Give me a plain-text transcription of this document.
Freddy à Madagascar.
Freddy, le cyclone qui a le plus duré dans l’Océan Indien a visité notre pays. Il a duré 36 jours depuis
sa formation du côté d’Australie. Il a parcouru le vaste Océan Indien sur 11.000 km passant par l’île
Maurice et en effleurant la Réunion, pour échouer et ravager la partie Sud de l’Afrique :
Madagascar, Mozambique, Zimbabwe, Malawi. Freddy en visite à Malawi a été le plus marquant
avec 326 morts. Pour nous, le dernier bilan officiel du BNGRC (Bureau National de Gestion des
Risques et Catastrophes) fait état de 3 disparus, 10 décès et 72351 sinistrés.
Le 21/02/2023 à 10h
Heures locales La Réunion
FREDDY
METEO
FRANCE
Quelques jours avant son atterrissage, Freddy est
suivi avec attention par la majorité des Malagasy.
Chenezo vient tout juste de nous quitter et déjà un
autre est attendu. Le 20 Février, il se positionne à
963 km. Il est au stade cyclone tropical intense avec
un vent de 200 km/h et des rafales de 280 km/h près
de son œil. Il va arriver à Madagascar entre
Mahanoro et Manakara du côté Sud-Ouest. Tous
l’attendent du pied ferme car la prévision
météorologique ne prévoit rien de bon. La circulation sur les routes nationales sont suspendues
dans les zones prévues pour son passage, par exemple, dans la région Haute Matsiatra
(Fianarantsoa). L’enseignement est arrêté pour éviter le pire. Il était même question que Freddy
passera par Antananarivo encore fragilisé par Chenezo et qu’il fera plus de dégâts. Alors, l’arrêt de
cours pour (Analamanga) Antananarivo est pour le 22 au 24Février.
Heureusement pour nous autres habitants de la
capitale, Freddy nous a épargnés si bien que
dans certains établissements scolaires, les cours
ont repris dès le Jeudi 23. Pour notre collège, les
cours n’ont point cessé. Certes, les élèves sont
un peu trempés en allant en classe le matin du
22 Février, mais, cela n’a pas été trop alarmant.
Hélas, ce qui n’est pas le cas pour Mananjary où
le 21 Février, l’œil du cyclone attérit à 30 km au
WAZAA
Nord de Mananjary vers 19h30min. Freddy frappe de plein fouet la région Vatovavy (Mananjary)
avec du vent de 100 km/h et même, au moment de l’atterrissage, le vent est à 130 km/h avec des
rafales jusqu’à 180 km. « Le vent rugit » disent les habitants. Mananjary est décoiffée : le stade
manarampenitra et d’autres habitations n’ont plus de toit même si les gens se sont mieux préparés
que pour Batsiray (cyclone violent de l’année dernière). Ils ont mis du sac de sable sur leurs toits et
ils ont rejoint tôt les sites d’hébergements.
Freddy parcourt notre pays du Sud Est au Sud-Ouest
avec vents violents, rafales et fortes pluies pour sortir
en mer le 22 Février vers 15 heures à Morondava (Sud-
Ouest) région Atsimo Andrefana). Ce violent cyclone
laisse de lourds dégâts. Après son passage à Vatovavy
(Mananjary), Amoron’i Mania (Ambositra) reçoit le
--------
WHAT NEEDS TO BE DONE →
Find the string "autres" in the listing and return every line that holds it.

SOLUTION FOR THIS PROBLEM →
Heureusement pour nous autres habitants de la
manarampenitra et d’autres habitations n’ont plus de toit même si les gens se sont mieux préparés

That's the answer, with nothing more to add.